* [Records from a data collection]
——————————
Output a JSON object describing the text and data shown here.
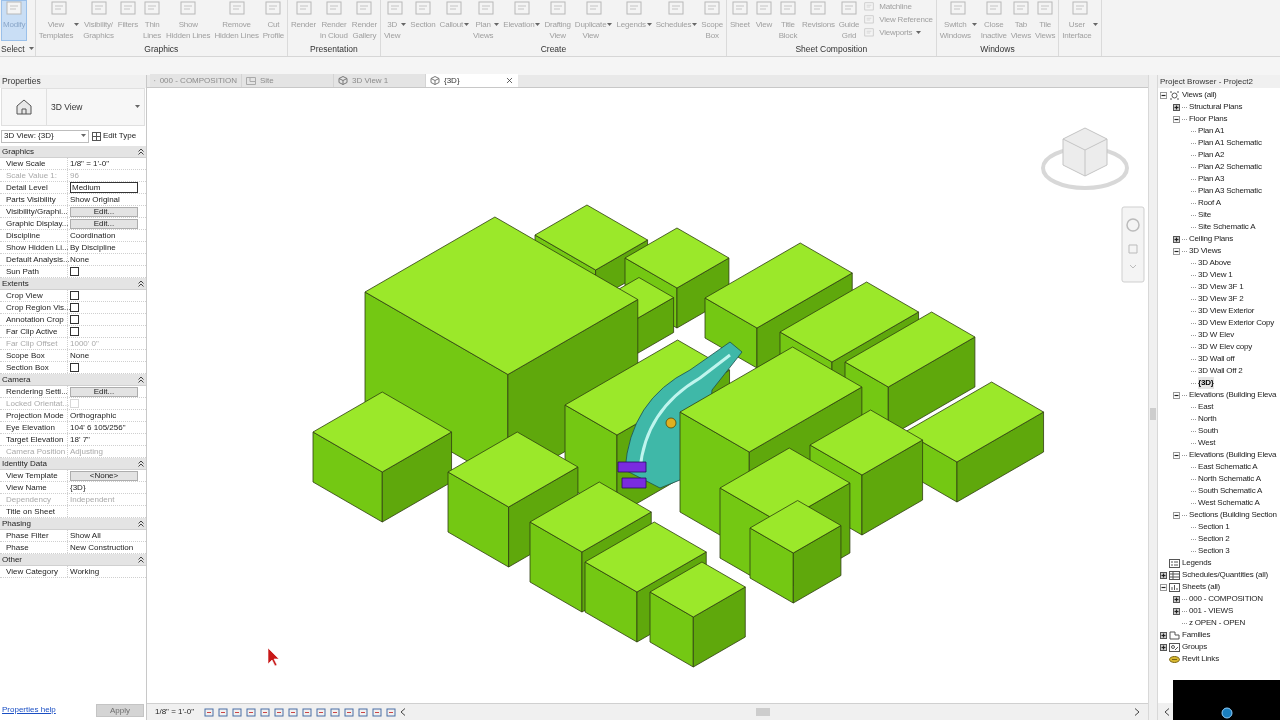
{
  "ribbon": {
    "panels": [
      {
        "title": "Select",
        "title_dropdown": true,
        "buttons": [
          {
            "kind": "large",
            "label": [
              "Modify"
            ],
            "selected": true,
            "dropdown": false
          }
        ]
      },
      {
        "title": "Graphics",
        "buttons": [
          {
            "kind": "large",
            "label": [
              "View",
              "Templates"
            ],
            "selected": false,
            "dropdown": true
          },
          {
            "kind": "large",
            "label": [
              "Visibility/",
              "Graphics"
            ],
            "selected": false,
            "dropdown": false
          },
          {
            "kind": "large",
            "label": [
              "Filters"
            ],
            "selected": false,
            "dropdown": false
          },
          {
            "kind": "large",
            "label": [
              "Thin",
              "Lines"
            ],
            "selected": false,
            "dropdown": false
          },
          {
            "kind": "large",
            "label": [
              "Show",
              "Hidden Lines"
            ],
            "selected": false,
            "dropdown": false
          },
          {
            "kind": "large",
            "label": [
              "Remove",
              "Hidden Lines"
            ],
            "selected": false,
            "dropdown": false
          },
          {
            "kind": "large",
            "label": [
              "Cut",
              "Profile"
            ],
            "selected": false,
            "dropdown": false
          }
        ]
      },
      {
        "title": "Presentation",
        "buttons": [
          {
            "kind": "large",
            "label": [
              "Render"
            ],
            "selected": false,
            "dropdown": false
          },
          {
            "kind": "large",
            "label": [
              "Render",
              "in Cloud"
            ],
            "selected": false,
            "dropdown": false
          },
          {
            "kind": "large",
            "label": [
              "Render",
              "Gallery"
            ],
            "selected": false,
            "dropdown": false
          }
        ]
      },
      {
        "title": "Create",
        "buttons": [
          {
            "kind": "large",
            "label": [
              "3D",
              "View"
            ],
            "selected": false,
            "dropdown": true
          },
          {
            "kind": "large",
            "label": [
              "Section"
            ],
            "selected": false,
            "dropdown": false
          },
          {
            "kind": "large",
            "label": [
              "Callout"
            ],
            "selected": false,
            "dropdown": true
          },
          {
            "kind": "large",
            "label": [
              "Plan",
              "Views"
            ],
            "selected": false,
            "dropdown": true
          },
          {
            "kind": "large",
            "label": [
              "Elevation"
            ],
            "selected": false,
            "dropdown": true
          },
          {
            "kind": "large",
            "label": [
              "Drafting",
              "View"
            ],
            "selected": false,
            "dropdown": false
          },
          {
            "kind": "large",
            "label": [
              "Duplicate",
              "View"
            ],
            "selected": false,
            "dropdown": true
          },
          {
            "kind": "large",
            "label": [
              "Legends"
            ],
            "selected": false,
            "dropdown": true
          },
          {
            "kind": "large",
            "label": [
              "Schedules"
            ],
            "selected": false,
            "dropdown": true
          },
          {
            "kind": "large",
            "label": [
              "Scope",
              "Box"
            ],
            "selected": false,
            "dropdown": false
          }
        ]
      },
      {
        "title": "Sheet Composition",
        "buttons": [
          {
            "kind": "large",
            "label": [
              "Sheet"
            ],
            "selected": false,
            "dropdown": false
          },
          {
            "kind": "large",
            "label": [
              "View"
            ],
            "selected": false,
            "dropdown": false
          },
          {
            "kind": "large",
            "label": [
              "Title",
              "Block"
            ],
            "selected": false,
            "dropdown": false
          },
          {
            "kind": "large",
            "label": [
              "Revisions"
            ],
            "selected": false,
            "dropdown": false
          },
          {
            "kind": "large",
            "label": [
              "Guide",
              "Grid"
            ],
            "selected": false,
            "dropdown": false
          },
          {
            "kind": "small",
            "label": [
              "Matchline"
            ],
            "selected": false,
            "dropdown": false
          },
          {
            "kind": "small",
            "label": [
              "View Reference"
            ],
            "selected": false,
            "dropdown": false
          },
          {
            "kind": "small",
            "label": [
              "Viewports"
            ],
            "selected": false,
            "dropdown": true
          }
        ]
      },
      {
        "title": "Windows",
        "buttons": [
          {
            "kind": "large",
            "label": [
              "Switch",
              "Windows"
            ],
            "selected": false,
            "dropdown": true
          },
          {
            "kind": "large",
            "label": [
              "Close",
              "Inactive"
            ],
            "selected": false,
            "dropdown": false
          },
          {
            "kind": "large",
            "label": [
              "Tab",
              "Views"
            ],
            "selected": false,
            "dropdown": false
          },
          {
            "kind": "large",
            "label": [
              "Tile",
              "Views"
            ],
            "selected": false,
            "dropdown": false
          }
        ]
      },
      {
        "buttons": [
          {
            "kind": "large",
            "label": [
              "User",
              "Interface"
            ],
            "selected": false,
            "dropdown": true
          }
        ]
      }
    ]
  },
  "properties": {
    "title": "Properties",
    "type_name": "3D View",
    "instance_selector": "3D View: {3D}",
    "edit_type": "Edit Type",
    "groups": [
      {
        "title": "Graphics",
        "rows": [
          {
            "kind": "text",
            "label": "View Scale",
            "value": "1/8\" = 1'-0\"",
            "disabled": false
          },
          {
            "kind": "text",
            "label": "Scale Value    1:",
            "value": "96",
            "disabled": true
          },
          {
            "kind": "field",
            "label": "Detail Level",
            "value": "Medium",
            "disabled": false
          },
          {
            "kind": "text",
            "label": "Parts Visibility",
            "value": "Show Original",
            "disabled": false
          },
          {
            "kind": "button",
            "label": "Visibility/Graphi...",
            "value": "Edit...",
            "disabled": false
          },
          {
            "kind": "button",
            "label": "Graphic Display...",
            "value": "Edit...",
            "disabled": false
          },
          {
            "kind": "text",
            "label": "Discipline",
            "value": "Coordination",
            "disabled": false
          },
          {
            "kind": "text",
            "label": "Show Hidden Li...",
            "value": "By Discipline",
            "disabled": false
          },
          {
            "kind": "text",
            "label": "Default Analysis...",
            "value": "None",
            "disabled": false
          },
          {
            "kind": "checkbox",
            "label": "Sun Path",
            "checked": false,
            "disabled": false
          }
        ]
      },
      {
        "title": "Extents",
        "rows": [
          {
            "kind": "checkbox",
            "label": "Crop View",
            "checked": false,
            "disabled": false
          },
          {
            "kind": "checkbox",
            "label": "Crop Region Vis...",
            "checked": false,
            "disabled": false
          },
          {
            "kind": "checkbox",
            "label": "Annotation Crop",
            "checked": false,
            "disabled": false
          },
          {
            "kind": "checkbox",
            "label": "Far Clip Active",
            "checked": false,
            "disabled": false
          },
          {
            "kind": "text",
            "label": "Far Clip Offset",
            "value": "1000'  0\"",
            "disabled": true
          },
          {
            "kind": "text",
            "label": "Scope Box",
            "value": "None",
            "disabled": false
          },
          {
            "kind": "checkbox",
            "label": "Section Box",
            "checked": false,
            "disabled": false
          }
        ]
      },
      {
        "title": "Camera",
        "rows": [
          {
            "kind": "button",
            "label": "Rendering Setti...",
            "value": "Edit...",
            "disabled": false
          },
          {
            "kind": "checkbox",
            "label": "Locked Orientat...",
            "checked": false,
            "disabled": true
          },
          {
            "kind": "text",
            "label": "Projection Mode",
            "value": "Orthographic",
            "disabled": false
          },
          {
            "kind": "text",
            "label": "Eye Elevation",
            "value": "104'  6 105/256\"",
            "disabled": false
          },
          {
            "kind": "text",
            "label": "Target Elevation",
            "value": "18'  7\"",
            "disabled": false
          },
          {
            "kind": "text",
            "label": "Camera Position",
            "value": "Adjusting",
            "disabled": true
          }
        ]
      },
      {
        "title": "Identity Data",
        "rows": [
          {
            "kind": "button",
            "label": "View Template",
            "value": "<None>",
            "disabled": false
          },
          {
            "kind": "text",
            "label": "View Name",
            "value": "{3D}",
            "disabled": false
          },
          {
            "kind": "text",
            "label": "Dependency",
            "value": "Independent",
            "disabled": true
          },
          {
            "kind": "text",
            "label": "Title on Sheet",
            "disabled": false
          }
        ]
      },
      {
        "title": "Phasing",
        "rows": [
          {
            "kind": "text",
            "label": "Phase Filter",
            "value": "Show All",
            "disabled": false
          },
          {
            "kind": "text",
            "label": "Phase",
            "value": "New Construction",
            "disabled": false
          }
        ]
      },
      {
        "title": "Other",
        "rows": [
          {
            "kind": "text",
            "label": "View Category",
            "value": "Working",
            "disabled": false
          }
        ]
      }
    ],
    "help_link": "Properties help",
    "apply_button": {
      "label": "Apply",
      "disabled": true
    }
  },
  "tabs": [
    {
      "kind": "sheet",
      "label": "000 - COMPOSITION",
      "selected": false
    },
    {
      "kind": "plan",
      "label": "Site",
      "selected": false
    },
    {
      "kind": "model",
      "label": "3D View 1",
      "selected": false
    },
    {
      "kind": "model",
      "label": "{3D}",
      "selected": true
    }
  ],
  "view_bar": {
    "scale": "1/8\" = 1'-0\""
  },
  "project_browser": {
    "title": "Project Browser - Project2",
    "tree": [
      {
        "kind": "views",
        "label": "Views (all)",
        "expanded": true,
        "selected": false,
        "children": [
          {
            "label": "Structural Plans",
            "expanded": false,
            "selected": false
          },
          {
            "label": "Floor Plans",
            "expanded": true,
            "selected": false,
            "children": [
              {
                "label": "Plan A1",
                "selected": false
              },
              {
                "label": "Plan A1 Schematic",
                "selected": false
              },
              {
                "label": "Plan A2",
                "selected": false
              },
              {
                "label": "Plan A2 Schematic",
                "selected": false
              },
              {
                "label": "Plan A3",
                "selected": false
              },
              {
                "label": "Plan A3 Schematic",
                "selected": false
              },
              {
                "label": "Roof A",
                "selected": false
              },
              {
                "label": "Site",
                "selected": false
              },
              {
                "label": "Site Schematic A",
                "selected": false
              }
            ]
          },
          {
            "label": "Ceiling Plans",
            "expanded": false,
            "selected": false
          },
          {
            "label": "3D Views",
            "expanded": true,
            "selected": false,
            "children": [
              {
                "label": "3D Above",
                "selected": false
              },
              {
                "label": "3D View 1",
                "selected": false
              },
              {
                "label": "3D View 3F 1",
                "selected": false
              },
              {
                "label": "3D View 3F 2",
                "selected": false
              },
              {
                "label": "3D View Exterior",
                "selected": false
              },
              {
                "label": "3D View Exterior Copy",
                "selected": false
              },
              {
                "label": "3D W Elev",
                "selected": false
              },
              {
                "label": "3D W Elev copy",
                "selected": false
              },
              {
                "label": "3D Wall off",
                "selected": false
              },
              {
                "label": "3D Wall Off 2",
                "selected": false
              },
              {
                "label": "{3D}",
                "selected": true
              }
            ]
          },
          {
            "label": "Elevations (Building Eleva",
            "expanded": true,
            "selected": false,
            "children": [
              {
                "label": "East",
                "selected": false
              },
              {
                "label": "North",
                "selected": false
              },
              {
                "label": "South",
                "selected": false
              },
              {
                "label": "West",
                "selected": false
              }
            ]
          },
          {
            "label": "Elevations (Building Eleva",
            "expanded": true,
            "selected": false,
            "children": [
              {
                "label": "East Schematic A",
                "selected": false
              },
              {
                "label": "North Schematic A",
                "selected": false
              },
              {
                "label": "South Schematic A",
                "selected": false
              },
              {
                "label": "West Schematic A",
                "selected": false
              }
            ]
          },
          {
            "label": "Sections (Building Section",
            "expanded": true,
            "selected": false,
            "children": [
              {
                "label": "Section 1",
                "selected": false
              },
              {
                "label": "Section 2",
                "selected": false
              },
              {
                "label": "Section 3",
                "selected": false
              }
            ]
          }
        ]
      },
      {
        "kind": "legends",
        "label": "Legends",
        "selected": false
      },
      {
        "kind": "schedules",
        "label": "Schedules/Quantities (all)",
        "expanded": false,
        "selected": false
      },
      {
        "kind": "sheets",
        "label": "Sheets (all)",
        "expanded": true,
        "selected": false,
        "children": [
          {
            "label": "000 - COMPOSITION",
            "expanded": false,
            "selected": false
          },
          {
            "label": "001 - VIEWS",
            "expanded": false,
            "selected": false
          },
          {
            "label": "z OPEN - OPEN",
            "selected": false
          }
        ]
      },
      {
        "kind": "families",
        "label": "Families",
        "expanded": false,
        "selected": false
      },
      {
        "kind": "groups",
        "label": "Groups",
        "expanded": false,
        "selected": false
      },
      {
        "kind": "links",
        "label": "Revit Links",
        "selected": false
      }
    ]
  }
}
——————————
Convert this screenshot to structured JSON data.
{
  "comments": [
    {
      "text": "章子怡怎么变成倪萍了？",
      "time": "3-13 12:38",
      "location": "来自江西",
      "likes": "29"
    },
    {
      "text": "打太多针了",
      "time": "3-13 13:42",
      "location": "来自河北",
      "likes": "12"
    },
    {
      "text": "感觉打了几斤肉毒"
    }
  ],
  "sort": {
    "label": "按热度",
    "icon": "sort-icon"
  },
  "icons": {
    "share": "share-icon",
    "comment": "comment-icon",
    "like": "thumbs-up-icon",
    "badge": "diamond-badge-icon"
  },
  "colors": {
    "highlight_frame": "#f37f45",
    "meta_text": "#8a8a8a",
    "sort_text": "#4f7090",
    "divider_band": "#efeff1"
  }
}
——————————
* [Directive] Every line of the records that includes the word "Crop" should be gathered.

* [Correct output]
            "label": "Crop View",
            "label": "Crop Region Vis...",
            "label": "Annotation Crop",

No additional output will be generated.